• Selected extract:
Retirement should be a time of comfort and relaxation — and maybe one or two tropical vacations. But many retiring seniors find themselves in a place of fiscal hardship, either due to poor financial planning or rising federal costs, that cause unwanted stress and difficulties.
“Millions of Americans retire every year without first seeking financial advice and support, leaving them victim to struggle and hardship they may have otherwise avoided. There are many steps seniors can take to set them up for success in retirement and beyond, and it starts with first understanding their unique situation.”
-Clay E Hartman | Partner | Senior Wealth Advisor | Frontier Wealth Management
Across the nation, seniors face many major financial challenges as they head into retirement. Clay Hartman, Partner and Senior Wealth Advisor at Frontier Wealth Management, breaks down the three most common financial challenges that seniors may face and gives helpful, simple advice for how to solve them.
Problem: Debt on a fixed income
Seniors today have more debt than those from previous generations. In 2015, homeowners aged 60+ were three times more likely to have mortgages than those 35 years prior. In addition to mortgage debt, today’s seniors are also more likely to still be paying off student loan debt and have higher amounts of credit card debt.
And because most seniors are on a fixed income (either due to Social Security payouts or set retirement income), attempting to pay off these debts can be stressful, and sometimes virtually impossible.
Solution: Make (and stick) to a budget
It’s important to note that debt in retirement is not necessarily a bad thing — especially if your fixed income is far more than enough to manage your debts. To manage and overcome your debts, create a monthly budget and stick to it as best as you can (you should expect to spend nearly the same in retirement as you do now).
Luckily for seniors, living on a fixed income makes budgeting that much easier. If you have never made a budget before, here’s a general equation:
Total monthly income — Total monthly expenses (debt, entertainment, groceries, health care, etc.) = Monthly budget
If you feel overwhelmed by your finances, you can work with a professional. Financial planners can help you prioritize which debts need paid off first and how you can find savings in order to reach other goals (such as saving for a vacation).
Problem: Scams/identity theft
Older consumers are more likely to be victims of financial exploitation than younger generations. The number of fraudulent companies attempting to target seniors is on the rise, according to the National Adult Protective Services Association.
The most common forms of financial exploitation or scams are:
- Lottery scams (when someone asks you to transfer funds to collect unclaimed property/prizes
- Fraud (if someone asks you to invest in their company or if someone claims to be a grandchild, asking for a wire transfer)
- Contractor scams (when you pay someone to do work on your house, but the work is never completed)
- Social Security Administration scams (when someone claims to be from the SSA and threatens legal action)

• Study material:
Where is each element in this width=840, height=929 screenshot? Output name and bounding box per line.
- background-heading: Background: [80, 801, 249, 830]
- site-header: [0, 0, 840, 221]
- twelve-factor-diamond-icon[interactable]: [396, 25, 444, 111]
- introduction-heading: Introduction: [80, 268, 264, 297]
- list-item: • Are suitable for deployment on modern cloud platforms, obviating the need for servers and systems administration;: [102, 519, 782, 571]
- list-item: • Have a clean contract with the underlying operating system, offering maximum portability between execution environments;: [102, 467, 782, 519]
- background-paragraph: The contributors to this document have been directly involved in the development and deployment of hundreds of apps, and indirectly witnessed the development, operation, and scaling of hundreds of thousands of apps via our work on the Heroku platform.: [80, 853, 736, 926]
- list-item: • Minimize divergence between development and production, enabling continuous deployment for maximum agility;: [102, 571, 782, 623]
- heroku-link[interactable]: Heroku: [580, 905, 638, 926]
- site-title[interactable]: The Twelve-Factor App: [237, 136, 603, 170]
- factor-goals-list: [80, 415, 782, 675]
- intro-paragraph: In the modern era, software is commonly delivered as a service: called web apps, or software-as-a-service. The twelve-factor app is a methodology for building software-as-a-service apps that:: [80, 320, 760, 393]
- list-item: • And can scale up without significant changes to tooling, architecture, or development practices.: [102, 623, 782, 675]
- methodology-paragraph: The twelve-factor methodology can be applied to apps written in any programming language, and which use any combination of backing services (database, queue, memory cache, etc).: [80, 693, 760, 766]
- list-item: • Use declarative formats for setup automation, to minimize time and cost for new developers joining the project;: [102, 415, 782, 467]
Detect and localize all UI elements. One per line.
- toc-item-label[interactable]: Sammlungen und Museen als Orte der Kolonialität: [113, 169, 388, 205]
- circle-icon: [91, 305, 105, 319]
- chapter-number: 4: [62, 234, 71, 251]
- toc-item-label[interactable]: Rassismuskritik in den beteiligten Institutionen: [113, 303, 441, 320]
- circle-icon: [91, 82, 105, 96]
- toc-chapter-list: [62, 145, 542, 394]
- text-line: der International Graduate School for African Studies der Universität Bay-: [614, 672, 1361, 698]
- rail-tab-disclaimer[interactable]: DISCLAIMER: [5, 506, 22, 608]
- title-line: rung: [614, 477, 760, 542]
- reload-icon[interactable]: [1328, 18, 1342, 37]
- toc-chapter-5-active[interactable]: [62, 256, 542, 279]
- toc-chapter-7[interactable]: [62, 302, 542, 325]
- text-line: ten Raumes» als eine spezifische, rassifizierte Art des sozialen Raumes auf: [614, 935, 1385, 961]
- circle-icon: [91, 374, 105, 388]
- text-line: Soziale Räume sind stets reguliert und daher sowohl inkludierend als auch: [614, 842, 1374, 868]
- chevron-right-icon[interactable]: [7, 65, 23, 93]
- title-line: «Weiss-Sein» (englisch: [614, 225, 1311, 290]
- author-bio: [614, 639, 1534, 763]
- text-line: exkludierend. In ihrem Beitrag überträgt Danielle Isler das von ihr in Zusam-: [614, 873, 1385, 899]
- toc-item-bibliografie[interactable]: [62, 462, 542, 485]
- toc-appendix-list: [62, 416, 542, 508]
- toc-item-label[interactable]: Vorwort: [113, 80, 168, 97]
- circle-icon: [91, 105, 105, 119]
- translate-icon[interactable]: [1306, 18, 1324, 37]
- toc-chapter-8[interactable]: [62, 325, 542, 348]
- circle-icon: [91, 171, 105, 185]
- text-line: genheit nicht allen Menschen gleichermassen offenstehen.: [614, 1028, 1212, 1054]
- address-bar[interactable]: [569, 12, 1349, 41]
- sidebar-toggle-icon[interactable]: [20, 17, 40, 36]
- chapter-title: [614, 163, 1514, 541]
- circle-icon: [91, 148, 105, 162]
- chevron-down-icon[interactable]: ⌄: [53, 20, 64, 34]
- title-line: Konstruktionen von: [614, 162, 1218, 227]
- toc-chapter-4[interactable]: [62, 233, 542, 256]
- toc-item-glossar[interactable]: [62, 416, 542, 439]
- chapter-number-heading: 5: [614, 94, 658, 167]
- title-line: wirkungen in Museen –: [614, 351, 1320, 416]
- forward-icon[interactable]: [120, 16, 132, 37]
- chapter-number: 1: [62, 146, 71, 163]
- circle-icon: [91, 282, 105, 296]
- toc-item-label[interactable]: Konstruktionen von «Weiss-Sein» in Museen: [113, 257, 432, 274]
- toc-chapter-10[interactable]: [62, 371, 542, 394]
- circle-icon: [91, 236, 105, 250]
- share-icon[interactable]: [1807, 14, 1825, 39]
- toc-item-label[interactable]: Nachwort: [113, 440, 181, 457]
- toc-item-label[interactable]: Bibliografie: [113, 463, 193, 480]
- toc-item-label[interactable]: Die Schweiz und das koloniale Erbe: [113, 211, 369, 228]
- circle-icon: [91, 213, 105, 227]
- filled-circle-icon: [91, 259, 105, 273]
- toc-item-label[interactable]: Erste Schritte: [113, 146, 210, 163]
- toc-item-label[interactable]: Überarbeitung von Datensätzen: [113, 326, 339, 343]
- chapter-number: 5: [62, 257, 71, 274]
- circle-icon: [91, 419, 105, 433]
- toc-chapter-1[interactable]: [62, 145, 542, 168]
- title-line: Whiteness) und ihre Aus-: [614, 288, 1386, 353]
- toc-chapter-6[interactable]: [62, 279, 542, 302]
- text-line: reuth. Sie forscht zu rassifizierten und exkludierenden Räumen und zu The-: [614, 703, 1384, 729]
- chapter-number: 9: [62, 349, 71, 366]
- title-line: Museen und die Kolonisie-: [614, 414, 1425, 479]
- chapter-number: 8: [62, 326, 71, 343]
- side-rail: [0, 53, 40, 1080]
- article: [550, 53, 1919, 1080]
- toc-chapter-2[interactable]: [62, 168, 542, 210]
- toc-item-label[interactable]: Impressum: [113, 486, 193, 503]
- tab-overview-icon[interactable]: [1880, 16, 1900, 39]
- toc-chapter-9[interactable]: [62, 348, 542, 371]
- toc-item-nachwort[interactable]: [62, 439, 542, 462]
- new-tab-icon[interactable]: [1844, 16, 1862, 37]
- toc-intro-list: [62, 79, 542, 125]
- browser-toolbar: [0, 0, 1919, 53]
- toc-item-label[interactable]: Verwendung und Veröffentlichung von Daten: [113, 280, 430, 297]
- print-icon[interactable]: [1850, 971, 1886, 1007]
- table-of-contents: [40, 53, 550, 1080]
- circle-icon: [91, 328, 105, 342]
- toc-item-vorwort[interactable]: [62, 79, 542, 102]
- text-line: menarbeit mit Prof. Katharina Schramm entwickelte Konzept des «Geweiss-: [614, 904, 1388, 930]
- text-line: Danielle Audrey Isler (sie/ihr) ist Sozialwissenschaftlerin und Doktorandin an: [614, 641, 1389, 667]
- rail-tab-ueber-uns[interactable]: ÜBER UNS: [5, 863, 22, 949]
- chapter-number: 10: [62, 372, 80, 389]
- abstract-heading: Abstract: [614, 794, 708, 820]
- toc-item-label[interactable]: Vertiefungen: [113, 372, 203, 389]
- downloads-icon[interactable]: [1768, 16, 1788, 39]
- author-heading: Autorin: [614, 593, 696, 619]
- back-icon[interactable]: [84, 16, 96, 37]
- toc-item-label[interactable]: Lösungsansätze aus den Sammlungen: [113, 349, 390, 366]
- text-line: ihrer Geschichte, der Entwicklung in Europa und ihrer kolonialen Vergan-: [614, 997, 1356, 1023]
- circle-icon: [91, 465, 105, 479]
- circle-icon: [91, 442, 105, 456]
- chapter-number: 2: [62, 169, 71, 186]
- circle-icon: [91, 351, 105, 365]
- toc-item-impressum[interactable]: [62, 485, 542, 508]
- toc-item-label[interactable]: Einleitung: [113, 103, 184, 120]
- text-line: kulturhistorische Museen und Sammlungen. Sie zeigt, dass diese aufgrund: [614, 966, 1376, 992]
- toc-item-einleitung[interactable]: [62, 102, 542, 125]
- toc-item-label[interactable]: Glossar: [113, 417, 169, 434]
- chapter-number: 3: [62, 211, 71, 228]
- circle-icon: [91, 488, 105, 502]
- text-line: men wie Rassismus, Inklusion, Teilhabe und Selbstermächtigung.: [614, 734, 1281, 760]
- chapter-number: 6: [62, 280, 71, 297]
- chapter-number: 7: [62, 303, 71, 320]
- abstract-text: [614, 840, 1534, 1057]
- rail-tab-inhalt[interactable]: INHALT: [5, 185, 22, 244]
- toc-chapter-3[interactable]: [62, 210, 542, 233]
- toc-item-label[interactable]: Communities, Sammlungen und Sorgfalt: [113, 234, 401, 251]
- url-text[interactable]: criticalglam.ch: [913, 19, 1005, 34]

• Task directions:
Resume the article on the financial challenges seniors face in retirement, starting right after its list of common scams.

• Result:
Solution: Stay diligent
As a rule of thumb, do not give out your personal information or provide initial payment before researching a company. Know that many government organizations, such as the Social Security Administration, rarely contacts people with a phone call — and they will never make a threat of legal action.
And if it is someone claiming to be a loved one, attempt to contact your friend or family member on your own before sending money or information.
Problem: Rising health care costs
In general, senior health care is much more expensive than many realize. The common misconception with Medicare is that it covers all the health problems seniors face. Unfortunately that is not the case, and many seniors are left covering the gaps left by traditional Medicare.
In 2013, the average Medicare beneficiary paid $5,503 in out-of-pocket costs, or 41 percent of their Social Security income. If a couple lives to be 85, that would equate to $220,120 in costs over the next 20 years — assuming they don’t require more costly services, such as moving into a nursing home, which can cost an average of $200 per day ($6,000/month).
Solution: Supplement your Medicare
If you’re worried about funding the additional out-of-pocket costs left from health care, you should consider enrolling in a plan to help cover your gaps. You can choose to get a Medicare Supplement plan, which will work in tandem with your Original Medicare coverage to help pay for things not covered (such as your deductible and skilled nursing care).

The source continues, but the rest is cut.